▶ TO DO
Where a line holds the word "produktiwiteitsdoelwitte", copy that line.

▶ SOURCE DATA
★ ★ ★ ★ ★ ★ ★

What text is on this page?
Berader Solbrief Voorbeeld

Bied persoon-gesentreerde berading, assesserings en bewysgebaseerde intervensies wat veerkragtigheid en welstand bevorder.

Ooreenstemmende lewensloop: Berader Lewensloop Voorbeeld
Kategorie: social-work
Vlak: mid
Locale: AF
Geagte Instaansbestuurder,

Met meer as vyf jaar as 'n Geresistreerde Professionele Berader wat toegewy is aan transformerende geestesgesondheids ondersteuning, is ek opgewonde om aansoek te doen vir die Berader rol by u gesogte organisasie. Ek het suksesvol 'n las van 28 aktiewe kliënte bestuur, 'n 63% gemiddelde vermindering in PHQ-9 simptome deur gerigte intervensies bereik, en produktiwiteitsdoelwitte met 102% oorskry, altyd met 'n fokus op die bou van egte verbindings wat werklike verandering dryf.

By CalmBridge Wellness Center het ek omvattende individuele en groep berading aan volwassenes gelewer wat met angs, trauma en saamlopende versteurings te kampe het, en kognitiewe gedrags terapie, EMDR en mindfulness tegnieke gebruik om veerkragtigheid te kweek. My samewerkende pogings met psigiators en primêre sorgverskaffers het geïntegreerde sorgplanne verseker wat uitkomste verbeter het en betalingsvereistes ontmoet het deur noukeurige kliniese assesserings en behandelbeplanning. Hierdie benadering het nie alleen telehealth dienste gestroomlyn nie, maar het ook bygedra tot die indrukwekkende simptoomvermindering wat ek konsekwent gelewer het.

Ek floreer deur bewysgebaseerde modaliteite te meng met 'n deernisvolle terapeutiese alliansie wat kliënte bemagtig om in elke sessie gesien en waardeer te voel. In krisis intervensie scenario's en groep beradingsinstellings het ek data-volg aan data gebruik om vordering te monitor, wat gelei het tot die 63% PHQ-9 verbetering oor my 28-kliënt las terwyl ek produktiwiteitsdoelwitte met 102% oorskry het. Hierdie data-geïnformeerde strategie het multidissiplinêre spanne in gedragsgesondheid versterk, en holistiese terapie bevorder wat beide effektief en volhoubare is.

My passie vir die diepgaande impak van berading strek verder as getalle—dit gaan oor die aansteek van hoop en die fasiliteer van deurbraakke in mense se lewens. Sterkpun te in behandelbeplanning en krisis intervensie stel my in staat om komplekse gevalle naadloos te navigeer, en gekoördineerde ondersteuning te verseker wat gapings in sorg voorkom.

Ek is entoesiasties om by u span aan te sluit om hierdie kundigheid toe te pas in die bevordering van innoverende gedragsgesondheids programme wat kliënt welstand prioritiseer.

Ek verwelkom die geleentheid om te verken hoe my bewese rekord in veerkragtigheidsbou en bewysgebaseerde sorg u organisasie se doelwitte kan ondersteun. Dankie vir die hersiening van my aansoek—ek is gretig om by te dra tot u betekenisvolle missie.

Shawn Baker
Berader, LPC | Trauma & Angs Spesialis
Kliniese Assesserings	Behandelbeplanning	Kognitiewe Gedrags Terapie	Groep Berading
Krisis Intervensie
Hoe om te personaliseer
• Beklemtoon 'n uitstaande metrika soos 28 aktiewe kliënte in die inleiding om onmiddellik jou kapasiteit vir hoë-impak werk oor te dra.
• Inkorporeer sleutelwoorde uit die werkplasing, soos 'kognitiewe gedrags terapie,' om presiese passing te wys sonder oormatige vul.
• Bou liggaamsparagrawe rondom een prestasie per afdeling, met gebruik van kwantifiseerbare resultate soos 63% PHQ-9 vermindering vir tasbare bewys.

★ ★ ★ ★ ★ ★ ★

▶ CORRECT RESULT
Met meer as vyf jaar as 'n Geresistreerde Professionele Berader wat toegewy is aan transformerende geestesgesondheids ondersteuning, is ek opgewonde om aansoek te doen vir die Berader rol by u gesogte organisasie. Ek het suksesvol 'n las van 28 aktiewe kliënte bestuur, 'n 63% gemiddelde vermindering in PHQ-9 simptome deur gerigte intervensies bereik, en produktiwiteitsdoelwitte met 102% oorskry, altyd met 'n fokus op die bou van egte verbindings wat werklike verandering dryf.
Ek floreer deur bewysgebaseerde modaliteite te meng met 'n deernisvolle terapeutiese alliansie wat kliënte bemagtig om in elke sessie gesien en waardeer te voel. In krisis intervensie scenario's en groep beradingsinstellings het ek data-volg aan data gebruik om vordering te monitor, wat gelei het tot die 63% PHQ-9 verbetering oor my 28-kliënt las terwyl ek produktiwiteitsdoelwitte met 102% oorskry het. Hierdie data-geïnformeerde strategie het multidissiplinêre spanne in gedragsgesondheid versterk, en holistiese terapie bevorder wat beide effektief en volhoubare is.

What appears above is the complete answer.